> _Exercise directions_: Read the lines below and count those that have the word "right". Respond with the number only.

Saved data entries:

--

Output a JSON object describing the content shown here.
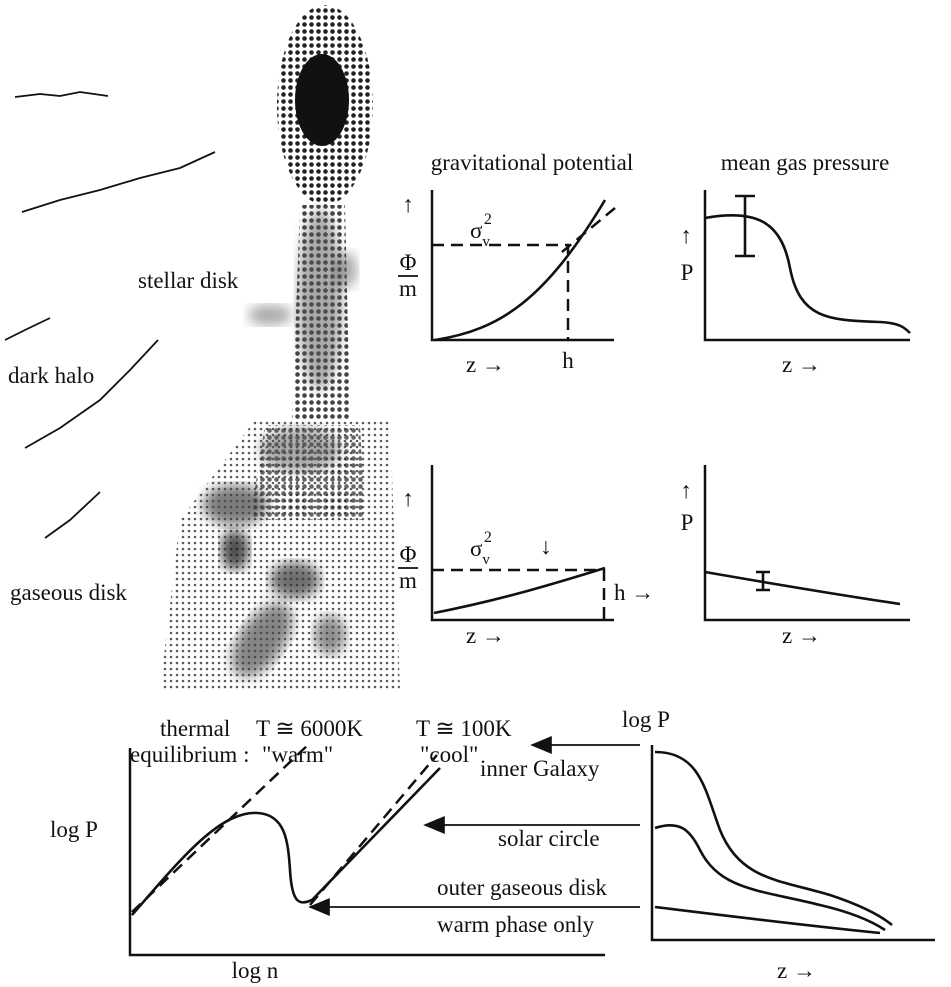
{
  "galaxy_labels": {
    "stellar_disk": "stellar disk",
    "dark_halo": "dark halo",
    "gaseous_disk": "gaseous disk"
  },
  "panels": [
    {
      "title": "gravitational potential",
      "y_arrow": "↑",
      "y_label": {
        "num": "Φ",
        "den": "m"
      },
      "sigma": {
        "symbol": "σ",
        "sub": "v",
        "sup": "2"
      },
      "x_label": "z  →",
      "h_label": "h"
    },
    {
      "title": "mean gas pressure",
      "y_arrow": "↑",
      "y_label": "P",
      "x_label": "z  →"
    },
    {
      "y_arrow": "↑",
      "y_label": {
        "num": "Φ",
        "den": "m"
      },
      "sigma": {
        "symbol": "σ",
        "sub": "v",
        "sup": "2"
      },
      "sigma_arrow": "↓",
      "x_label": "z  →",
      "h_label": "h →"
    },
    {
      "y_arrow": "↑",
      "y_label": "P",
      "x_label": "z  →"
    }
  ],
  "thermal": {
    "title_line1": "thermal",
    "title_line2": "equilibrium :",
    "warm_temp": "T ≅ 6000K",
    "warm": "\"warm\"",
    "cool_temp": "T ≅ 100K",
    "cool": "\"cool\"",
    "y_label": "log P",
    "x_label": "log n"
  },
  "profiles": {
    "y_label": "log P",
    "inner": "inner Galaxy",
    "solar": "solar circle",
    "outer_line1": "outer gaseous disk",
    "outer_line2": "warm phase only",
    "x_label": "z  →"
  }
}
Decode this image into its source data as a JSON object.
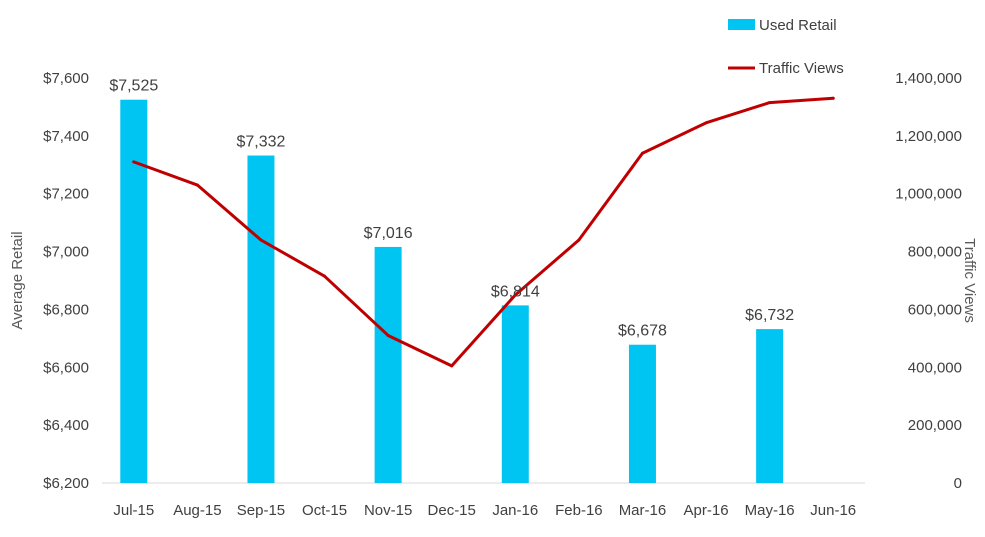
{
  "chart_data": {
    "type": "bar",
    "categories": [
      "Jul-15",
      "Aug-15",
      "Sep-15",
      "Oct-15",
      "Nov-15",
      "Dec-15",
      "Jan-16",
      "Feb-16",
      "Mar-16",
      "Apr-16",
      "May-16",
      "Jun-16"
    ],
    "series": [
      {
        "name": "Used Retail",
        "type": "bar",
        "axis": "left",
        "color": "#00C5F2",
        "values": [
          7525,
          null,
          7332,
          null,
          7016,
          null,
          6814,
          null,
          6678,
          null,
          6732,
          null
        ],
        "data_labels": [
          "$7,525",
          "",
          "$7,332",
          "",
          "$7,016",
          "",
          "$6,814",
          "",
          "$6,678",
          "",
          "$6,732",
          ""
        ]
      },
      {
        "name": "Traffic Views",
        "type": "line",
        "axis": "right",
        "color": "#C00000",
        "values": [
          1110000,
          1030000,
          840000,
          715000,
          510000,
          405000,
          650000,
          840000,
          1140000,
          1245000,
          1315000,
          1330000
        ]
      }
    ],
    "ylabel": "Average Retail",
    "y2label": "Traffic Views",
    "ylim": [
      6200,
      7600
    ],
    "y2lim": [
      0,
      1400000
    ],
    "yticks": [
      "$6,200",
      "$6,400",
      "$6,600",
      "$6,800",
      "$7,000",
      "$7,200",
      "$7,400",
      "$7,600"
    ],
    "y2ticks": [
      "0",
      "200,000",
      "400,000",
      "600,000",
      "800,000",
      "1,000,000",
      "1,200,000",
      "1,400,000"
    ],
    "grid": false,
    "legend_position": "top-right"
  }
}
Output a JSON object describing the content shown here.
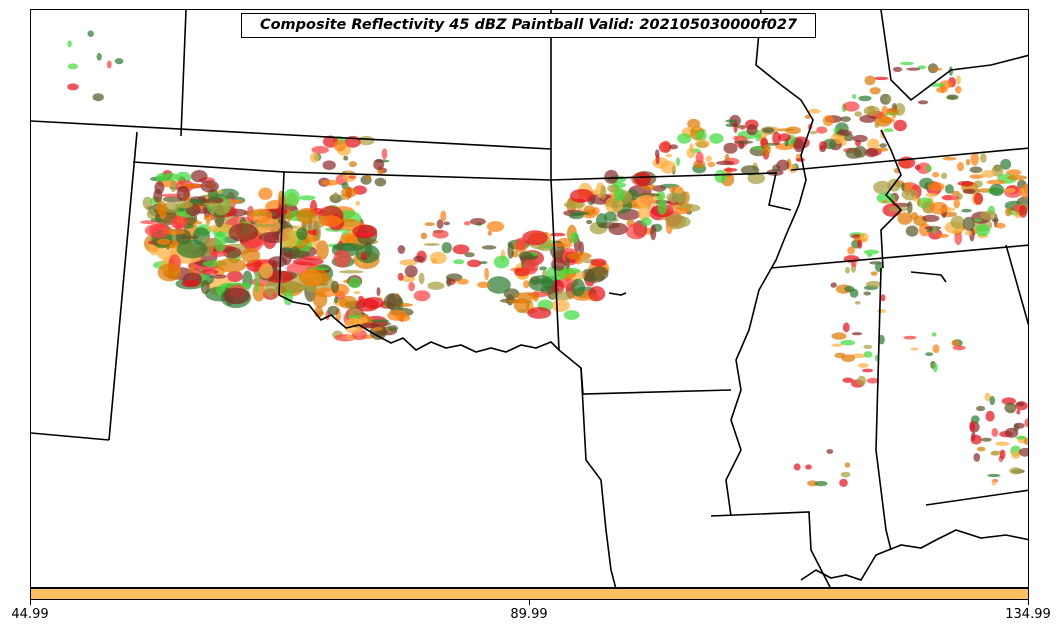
{
  "title": "Composite Reflectivity 45 dBZ Paintball Valid: 202105030000f027",
  "colorbar": {
    "color": "#ffc061",
    "ticks": [
      "44.99",
      "89.99",
      "134.99"
    ]
  },
  "colors": {
    "boundaries": "#000000",
    "members": [
      "#e8141c",
      "#ff7f0e",
      "#e07a00",
      "#8c2d2d",
      "#2e7d32",
      "#3ddc3d",
      "#a8a040",
      "#5a5a28",
      "#ff4040",
      "#ffb040"
    ]
  }
}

--

> _Solution below_: 2